Data excerpts:
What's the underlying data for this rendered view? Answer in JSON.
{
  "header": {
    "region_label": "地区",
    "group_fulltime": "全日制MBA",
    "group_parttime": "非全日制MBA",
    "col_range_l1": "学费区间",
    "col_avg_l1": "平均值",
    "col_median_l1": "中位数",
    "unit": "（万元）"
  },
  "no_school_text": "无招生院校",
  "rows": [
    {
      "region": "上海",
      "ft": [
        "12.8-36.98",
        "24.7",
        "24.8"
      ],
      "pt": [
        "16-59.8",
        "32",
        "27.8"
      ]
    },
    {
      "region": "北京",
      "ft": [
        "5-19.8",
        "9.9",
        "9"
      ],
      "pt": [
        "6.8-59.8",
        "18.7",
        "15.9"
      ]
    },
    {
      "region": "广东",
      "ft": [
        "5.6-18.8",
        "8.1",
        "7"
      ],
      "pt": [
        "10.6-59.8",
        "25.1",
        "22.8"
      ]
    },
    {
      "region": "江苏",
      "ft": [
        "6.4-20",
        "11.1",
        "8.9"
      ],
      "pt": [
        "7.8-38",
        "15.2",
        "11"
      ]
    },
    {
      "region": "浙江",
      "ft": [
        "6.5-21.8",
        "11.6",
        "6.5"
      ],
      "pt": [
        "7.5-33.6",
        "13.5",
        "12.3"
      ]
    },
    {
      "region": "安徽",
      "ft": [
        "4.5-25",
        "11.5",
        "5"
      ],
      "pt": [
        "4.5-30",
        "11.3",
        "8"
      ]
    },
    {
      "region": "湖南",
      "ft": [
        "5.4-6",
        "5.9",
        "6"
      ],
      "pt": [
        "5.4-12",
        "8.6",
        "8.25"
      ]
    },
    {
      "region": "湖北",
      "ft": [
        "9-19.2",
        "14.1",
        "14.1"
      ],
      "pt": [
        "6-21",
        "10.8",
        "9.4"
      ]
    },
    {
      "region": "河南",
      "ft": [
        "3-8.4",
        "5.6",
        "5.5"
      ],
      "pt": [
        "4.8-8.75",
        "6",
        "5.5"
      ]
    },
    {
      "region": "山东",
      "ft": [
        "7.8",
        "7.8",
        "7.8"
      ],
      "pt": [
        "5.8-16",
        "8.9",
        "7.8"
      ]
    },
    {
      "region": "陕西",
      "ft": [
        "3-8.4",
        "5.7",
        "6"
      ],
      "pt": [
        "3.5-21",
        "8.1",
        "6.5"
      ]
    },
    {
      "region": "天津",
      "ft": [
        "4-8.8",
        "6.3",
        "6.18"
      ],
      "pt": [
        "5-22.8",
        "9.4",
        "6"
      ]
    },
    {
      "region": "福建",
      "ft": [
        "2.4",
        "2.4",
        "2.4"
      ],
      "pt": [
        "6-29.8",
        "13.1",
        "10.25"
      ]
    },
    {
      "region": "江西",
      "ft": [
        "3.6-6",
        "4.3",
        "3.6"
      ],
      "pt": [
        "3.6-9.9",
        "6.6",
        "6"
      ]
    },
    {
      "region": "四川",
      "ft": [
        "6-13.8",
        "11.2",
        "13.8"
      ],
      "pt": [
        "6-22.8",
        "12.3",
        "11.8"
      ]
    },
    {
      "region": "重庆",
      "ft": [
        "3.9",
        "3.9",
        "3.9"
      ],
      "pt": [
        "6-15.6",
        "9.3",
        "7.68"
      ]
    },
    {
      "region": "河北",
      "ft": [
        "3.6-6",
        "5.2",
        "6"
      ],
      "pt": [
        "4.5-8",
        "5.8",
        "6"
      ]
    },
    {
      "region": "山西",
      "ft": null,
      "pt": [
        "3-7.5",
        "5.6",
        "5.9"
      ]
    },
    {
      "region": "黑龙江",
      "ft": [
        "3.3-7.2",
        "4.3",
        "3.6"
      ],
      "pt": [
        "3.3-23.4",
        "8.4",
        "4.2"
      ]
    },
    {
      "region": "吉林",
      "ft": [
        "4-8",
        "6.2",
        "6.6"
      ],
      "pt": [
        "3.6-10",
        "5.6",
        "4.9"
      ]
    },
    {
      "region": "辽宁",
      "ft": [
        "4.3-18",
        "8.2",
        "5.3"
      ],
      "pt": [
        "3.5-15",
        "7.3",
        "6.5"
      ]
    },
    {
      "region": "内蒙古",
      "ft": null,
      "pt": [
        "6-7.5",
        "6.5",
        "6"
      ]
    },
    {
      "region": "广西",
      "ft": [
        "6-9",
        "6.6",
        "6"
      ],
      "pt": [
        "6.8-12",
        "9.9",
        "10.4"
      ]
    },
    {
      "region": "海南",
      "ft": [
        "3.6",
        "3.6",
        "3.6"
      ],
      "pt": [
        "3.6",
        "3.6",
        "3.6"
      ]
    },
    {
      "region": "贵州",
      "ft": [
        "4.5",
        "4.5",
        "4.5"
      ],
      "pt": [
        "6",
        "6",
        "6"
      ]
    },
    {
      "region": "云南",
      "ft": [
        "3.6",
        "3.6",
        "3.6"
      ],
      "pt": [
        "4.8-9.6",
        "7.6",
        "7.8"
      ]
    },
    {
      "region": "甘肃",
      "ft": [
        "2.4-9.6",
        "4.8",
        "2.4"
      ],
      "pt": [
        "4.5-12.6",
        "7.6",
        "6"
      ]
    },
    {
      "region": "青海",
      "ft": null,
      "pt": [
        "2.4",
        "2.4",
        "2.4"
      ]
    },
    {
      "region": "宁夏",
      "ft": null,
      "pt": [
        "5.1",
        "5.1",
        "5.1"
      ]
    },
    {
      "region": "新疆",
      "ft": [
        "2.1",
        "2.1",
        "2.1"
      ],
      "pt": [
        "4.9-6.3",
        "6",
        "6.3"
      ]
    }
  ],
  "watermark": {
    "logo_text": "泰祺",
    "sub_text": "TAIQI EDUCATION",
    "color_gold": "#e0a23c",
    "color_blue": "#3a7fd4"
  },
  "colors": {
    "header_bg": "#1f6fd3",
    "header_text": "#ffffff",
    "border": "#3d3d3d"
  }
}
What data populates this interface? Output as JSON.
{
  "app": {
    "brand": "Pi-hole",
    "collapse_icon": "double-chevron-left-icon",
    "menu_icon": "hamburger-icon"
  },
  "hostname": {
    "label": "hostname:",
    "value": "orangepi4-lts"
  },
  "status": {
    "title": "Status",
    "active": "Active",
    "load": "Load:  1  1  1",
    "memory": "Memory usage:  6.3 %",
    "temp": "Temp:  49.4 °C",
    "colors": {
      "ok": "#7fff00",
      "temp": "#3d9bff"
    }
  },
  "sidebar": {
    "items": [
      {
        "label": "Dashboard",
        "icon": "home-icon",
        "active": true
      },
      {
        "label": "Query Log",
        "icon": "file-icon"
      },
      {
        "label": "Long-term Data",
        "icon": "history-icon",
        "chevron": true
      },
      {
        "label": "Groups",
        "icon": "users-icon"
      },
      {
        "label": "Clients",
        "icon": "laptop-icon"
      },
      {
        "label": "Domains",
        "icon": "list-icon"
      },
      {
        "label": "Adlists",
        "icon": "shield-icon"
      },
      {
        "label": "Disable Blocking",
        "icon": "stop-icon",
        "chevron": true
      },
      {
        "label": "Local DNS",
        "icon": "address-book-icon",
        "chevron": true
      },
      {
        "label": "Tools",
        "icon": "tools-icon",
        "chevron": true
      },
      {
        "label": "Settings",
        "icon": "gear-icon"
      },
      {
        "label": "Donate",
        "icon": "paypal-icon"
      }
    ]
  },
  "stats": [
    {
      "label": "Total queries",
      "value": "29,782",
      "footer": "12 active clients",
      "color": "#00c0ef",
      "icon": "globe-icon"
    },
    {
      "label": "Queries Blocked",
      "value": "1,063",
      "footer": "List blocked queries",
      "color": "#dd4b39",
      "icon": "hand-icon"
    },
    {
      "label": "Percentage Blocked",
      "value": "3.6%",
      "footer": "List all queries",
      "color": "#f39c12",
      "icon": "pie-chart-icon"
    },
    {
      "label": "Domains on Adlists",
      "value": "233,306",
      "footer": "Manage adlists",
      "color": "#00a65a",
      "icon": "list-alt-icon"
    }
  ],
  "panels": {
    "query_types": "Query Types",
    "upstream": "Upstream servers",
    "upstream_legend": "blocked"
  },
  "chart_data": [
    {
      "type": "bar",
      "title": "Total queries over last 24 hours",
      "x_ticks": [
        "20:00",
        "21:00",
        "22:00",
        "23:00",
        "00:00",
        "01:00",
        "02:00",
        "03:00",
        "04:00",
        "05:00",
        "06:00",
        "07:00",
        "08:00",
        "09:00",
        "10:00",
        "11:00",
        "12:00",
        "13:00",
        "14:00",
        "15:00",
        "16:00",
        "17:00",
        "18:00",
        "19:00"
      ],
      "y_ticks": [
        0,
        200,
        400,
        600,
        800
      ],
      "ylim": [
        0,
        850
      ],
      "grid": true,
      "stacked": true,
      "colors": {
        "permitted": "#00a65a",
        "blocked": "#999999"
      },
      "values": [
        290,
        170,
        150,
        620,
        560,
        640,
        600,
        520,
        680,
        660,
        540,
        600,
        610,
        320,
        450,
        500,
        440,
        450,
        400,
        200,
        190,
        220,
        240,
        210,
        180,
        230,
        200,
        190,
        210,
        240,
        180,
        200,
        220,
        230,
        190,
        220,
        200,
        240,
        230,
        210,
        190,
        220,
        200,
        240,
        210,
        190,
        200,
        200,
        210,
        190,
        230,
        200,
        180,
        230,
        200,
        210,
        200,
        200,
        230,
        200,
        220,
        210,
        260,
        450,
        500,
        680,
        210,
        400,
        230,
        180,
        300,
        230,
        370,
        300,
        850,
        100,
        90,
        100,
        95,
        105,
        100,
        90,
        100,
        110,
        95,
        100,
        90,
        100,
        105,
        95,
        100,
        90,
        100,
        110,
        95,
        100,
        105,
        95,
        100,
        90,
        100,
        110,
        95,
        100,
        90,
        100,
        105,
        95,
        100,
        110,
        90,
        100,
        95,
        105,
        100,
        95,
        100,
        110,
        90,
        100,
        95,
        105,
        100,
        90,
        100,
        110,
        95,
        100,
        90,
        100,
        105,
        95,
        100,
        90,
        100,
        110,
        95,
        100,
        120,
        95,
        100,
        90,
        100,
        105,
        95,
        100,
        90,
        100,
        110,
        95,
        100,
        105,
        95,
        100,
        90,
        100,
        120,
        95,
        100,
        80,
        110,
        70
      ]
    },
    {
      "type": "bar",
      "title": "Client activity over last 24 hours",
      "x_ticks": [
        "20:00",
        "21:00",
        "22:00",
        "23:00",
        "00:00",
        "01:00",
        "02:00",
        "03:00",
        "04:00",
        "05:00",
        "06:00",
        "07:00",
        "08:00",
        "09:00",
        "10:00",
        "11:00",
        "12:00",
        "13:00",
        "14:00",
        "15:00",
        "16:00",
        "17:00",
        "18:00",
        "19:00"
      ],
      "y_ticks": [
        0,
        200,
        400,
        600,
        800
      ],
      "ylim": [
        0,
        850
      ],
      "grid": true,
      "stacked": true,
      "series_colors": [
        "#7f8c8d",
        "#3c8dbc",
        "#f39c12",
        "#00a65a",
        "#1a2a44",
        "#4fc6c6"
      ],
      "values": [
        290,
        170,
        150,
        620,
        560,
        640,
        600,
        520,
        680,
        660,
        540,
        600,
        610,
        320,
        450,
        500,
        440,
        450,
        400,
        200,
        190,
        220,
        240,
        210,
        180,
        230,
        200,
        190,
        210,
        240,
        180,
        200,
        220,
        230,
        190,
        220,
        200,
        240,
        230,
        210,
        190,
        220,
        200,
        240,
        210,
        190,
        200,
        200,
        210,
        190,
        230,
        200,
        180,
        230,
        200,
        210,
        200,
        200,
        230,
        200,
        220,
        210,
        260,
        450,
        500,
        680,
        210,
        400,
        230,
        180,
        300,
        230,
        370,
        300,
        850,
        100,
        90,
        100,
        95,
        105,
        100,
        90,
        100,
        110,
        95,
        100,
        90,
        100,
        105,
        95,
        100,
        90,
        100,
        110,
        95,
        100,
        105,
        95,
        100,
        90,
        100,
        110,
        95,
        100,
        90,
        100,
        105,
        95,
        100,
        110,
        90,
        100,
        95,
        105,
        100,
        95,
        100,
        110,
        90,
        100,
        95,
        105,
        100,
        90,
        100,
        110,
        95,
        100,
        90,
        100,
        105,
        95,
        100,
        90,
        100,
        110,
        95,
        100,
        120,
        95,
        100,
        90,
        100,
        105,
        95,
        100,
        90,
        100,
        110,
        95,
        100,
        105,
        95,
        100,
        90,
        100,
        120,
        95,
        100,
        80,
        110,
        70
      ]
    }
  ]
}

The task: In the entries above, how many lines hold the word "Domains"? State the number and nothing else.

Output of the task: 2